## INSTRUCTION:
Reproduce the records exactly.

## PROVIDED DATA:
________________
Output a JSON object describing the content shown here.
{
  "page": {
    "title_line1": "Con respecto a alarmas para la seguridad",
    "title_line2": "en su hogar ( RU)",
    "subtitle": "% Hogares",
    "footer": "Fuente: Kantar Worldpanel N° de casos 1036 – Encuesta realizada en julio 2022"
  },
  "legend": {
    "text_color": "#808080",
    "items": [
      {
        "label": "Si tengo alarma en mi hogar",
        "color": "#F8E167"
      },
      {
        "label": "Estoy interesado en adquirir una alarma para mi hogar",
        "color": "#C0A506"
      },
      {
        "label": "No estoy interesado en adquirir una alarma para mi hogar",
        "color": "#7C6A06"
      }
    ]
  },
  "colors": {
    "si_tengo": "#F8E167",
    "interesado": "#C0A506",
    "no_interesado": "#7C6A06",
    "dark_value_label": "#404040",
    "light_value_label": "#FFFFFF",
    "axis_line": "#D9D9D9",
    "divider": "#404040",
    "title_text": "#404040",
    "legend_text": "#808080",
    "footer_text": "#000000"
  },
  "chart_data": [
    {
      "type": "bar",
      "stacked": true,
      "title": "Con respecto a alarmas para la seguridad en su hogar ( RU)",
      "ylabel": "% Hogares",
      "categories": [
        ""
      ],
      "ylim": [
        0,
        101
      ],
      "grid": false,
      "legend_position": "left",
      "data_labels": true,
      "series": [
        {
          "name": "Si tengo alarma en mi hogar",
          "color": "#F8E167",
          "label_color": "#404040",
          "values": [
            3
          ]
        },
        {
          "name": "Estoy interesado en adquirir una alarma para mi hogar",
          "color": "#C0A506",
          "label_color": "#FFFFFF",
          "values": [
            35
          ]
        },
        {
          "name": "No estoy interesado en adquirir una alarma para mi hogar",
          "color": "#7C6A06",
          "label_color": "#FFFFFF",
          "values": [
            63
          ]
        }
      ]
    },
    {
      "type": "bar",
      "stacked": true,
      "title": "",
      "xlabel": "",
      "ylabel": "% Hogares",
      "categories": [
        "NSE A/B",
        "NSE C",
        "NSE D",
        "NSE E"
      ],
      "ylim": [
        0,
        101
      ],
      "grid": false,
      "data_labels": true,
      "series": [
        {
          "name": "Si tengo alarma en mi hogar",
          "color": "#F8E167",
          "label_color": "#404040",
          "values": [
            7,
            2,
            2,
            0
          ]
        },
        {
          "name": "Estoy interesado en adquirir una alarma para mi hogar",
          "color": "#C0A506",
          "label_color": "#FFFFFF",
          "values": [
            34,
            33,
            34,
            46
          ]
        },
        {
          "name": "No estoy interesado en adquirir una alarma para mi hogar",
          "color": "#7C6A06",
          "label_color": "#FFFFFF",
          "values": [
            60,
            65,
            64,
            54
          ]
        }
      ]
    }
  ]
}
________________
## SOLUTION TO THIS EXERCISE:
Output a JSON object describing the content shown here.
{
  "page": {
    "title_line1": "Con respecto a alarmas para la seguridad",
    "title_line2": "en su hogar ( RU)",
    "subtitle": "% Hogares",
    "footer": "Fuente: Kantar Worldpanel N° de casos 1036 – Encuesta realizada en julio 2022"
  },
  "legend": {
    "text_color": "#808080",
    "items": [
      {
        "label": "Si tengo alarma en mi hogar",
        "color": "#F8E167"
      },
      {
        "label": "Estoy interesado en adquirir una alarma para mi hogar",
        "color": "#C0A506"
      },
      {
        "label": "No estoy interesado en adquirir una alarma para mi hogar",
        "color": "#7C6A06"
      }
    ]
  },
  "colors": {
    "si_tengo": "#F8E167",
    "interesado": "#C0A506",
    "no_interesado": "#7C6A06",
    "dark_value_label": "#404040",
    "light_value_label": "#FFFFFF",
    "axis_line": "#D9D9D9",
    "divider": "#404040",
    "title_text": "#404040",
    "legend_text": "#808080",
    "footer_text": "#000000"
  },
  "chart_data": [
    {
      "type": "bar",
      "stacked": true,
      "title": "Con respecto a alarmas para la seguridad en su hogar ( RU)",
      "ylabel": "% Hogares",
      "categories": [
        ""
      ],
      "ylim": [
        0,
        101
      ],
      "grid": false,
      "legend_position": "left",
      "data_labels": true,
      "series": [
        {
          "name": "Si tengo alarma en mi hogar",
          "color": "#F8E167",
          "label_color": "#404040",
          "values": [
            3
          ]
        },
        {
          "name": "Estoy interesado en adquirir una alarma para mi hogar",
          "color": "#C0A506",
          "label_color": "#FFFFFF",
          "values": [
            35
          ]
        },
        {
          "name": "No estoy interesado en adquirir una alarma para mi hogar",
          "color": "#7C6A06",
          "label_color": "#FFFFFF",
          "values": [
            63
          ]
        }
      ]
    },
    {
      "type": "bar",
      "stacked": true,
      "title": "",
      "xlabel": "",
      "ylabel": "% Hogares",
      "categories": [
        "NSE A/B",
        "NSE C",
        "NSE D",
        "NSE E"
      ],
      "ylim": [
        0,
        101
      ],
      "grid": false,
      "data_labels": true,
      "series": [
        {
          "name": "Si tengo alarma en mi hogar",
          "color": "#F8E167",
          "label_color": "#404040",
          "values": [
            7,
            2,
            2,
            0
          ]
        },
        {
          "name": "Estoy interesado en adquirir una alarma para mi hogar",
          "color": "#C0A506",
          "label_color": "#FFFFFF",
          "values": [
            34,
            33,
            34,
            46
          ]
        },
        {
          "name": "No estoy interesado en adquirir una alarma para mi hogar",
          "color": "#7C6A06",
          "label_color": "#FFFFFF",
          "values": [
            60,
            65,
            64,
            54
          ]
        }
      ]
    }
  ]
}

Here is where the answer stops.